==== RECORDS SHOWN
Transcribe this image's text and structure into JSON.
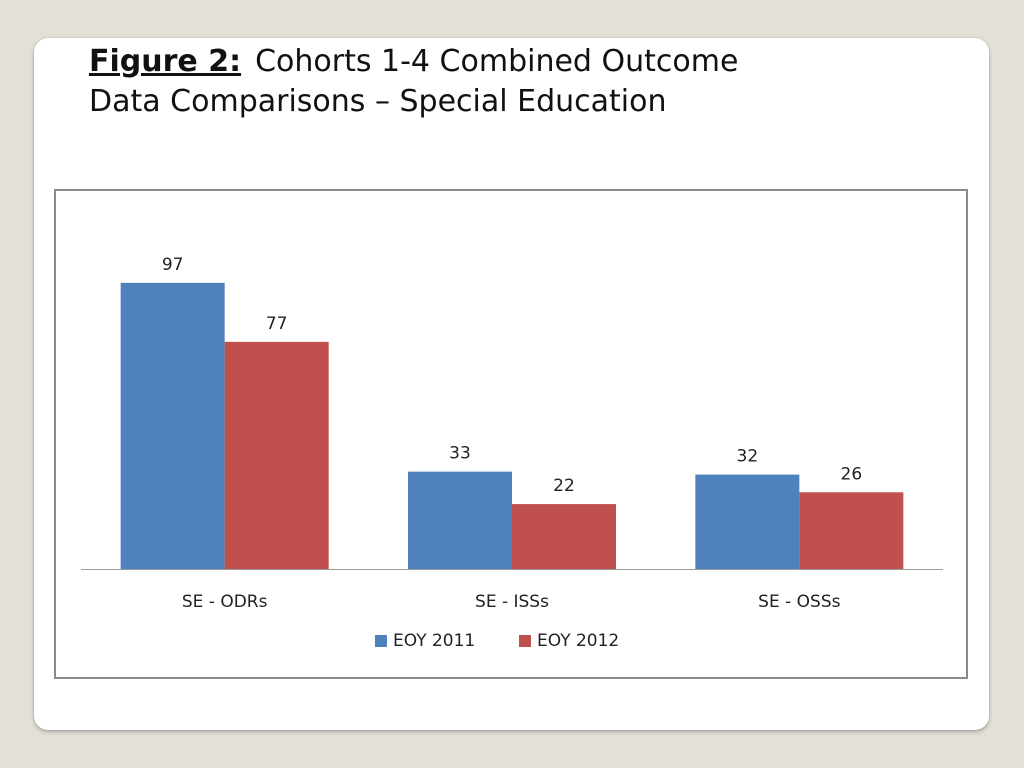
{
  "slide": {
    "figure_label": "Figure 2:",
    "title_line1": "Cohorts 1-4 Combined Outcome",
    "title_line2": "Data Comparisons –  Special Education"
  },
  "chart_data": {
    "type": "bar",
    "categories": [
      "SE - ODRs",
      "SE - ISSs",
      "SE - OSSs"
    ],
    "series": [
      {
        "name": "EOY 2011",
        "values": [
          97,
          33,
          32
        ],
        "color": "#4f81bd"
      },
      {
        "name": "EOY 2012",
        "values": [
          77,
          22,
          26
        ],
        "color": "#c0504d"
      }
    ],
    "ylim": [
      0,
      110
    ],
    "grid": false,
    "legend": "bottom",
    "data_labels": true
  }
}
========
» **REQUIRED WORK**: Write out the entries above verbatim; the pictures do not belong in your copy.

» **ANSWER TO THE TASK**:
Transcribe this image's text and structure into JSON.
{
  "slide": {
    "figure_label": "Figure 2:",
    "title_line1": "Cohorts 1-4 Combined Outcome",
    "title_line2": "Data Comparisons –  Special Education"
  },
  "chart_data": {
    "type": "bar",
    "categories": [
      "SE - ODRs",
      "SE - ISSs",
      "SE - OSSs"
    ],
    "series": [
      {
        "name": "EOY 2011",
        "values": [
          97,
          33,
          32
        ],
        "color": "#4f81bd"
      },
      {
        "name": "EOY 2012",
        "values": [
          77,
          22,
          26
        ],
        "color": "#c0504d"
      }
    ],
    "ylim": [
      0,
      110
    ],
    "grid": false,
    "legend": "bottom",
    "data_labels": true
  }
}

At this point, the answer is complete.